EXERCISE DIRECTIONS:
No images are to be carried over; print all other material exactly as it stands.

==== INPUT DATA ====

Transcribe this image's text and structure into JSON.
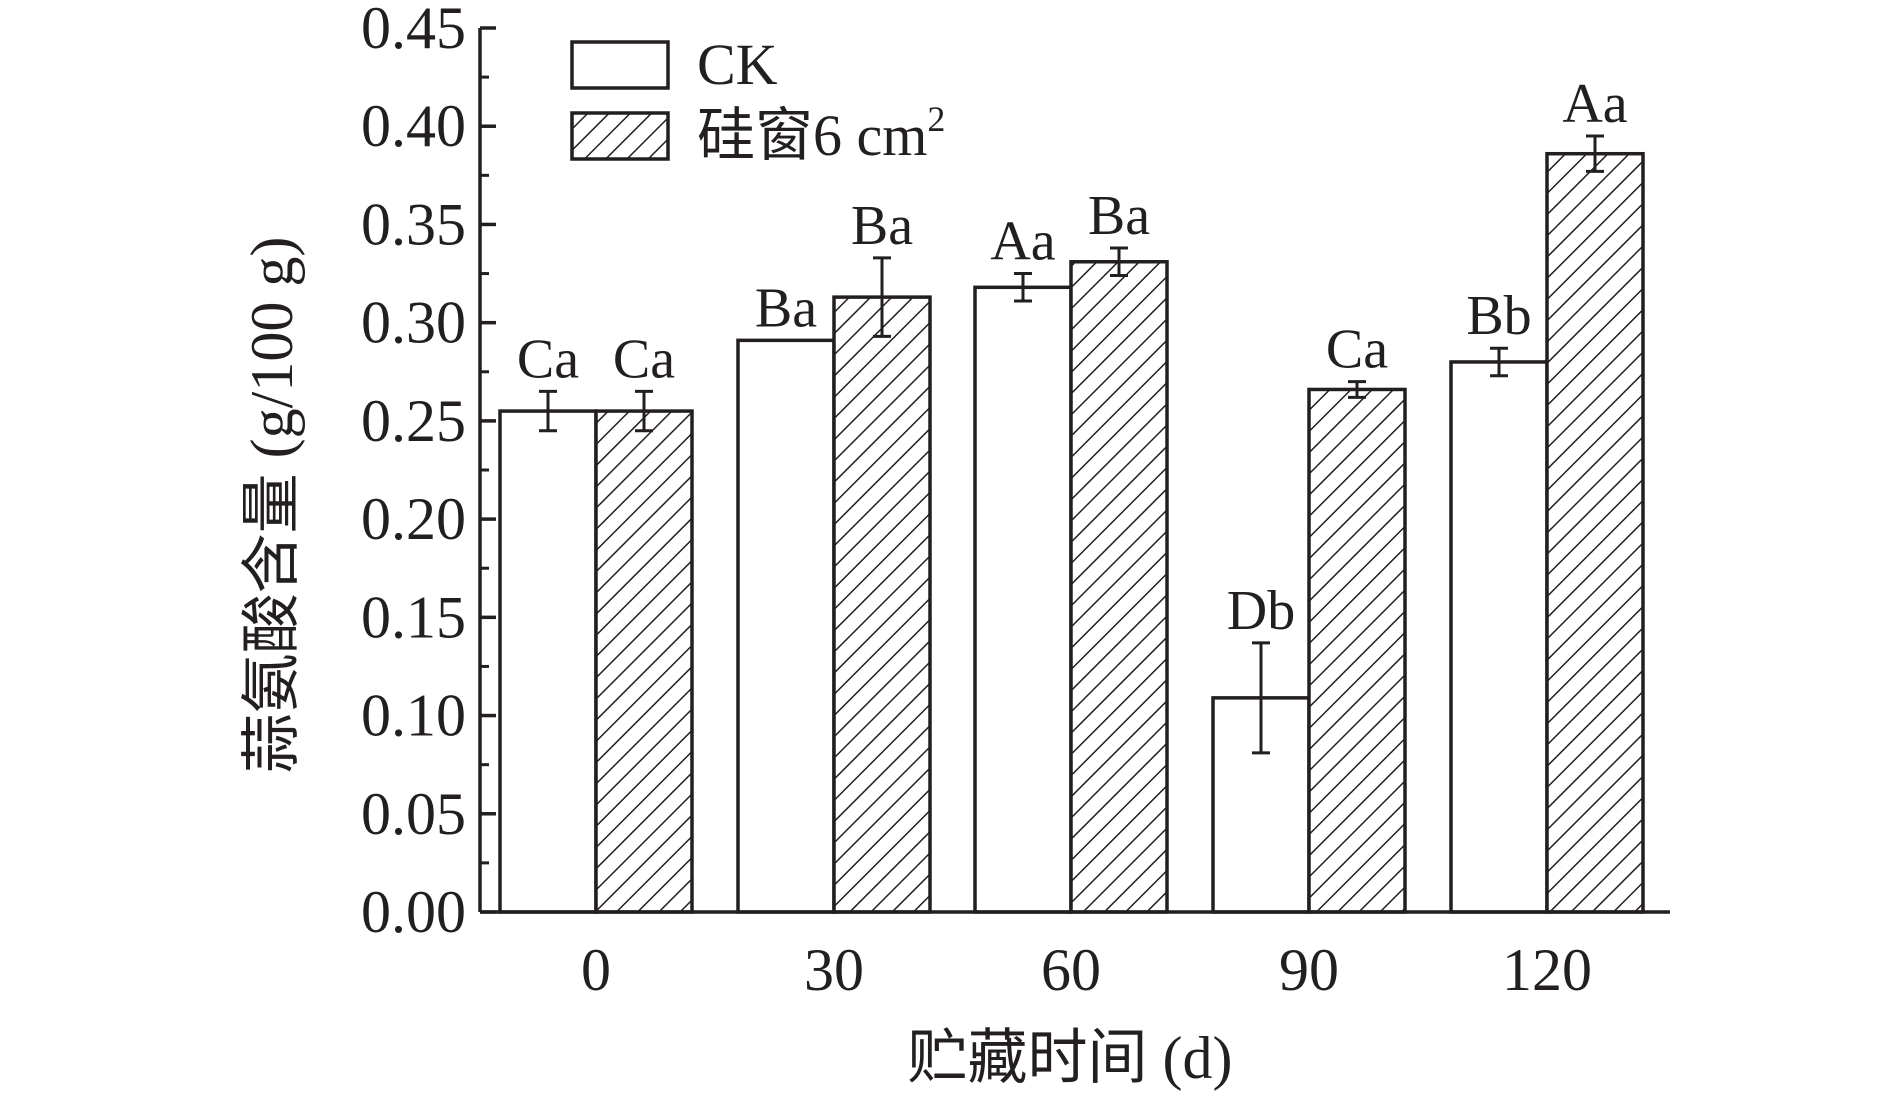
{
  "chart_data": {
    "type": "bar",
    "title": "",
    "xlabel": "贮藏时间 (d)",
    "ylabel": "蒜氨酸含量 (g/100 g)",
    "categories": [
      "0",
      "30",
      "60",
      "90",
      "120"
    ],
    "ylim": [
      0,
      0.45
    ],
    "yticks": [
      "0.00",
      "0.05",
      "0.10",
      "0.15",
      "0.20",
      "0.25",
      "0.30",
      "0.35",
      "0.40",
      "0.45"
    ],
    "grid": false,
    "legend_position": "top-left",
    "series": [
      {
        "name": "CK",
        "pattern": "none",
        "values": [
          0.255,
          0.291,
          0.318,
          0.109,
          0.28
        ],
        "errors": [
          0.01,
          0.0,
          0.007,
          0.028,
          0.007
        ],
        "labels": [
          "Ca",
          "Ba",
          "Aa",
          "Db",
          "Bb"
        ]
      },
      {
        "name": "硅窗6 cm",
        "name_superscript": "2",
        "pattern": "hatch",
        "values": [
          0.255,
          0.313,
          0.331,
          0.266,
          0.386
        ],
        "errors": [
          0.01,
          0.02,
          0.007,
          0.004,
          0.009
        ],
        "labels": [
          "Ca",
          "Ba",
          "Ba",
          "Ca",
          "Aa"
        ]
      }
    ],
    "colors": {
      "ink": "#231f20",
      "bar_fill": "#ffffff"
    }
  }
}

====

FULL ANSWER:
Transcribe this image's text and structure into JSON.
{
  "chart_data": {
    "type": "bar",
    "title": "",
    "xlabel": "贮藏时间 (d)",
    "ylabel": "蒜氨酸含量 (g/100 g)",
    "categories": [
      "0",
      "30",
      "60",
      "90",
      "120"
    ],
    "ylim": [
      0,
      0.45
    ],
    "yticks": [
      "0.00",
      "0.05",
      "0.10",
      "0.15",
      "0.20",
      "0.25",
      "0.30",
      "0.35",
      "0.40",
      "0.45"
    ],
    "grid": false,
    "legend_position": "top-left",
    "series": [
      {
        "name": "CK",
        "pattern": "none",
        "values": [
          0.255,
          0.291,
          0.318,
          0.109,
          0.28
        ],
        "errors": [
          0.01,
          0.0,
          0.007,
          0.028,
          0.007
        ],
        "labels": [
          "Ca",
          "Ba",
          "Aa",
          "Db",
          "Bb"
        ]
      },
      {
        "name": "硅窗6 cm",
        "name_superscript": "2",
        "pattern": "hatch",
        "values": [
          0.255,
          0.313,
          0.331,
          0.266,
          0.386
        ],
        "errors": [
          0.01,
          0.02,
          0.007,
          0.004,
          0.009
        ],
        "labels": [
          "Ca",
          "Ba",
          "Ba",
          "Ca",
          "Aa"
        ]
      }
    ],
    "colors": {
      "ink": "#231f20",
      "bar_fill": "#ffffff"
    }
  }
}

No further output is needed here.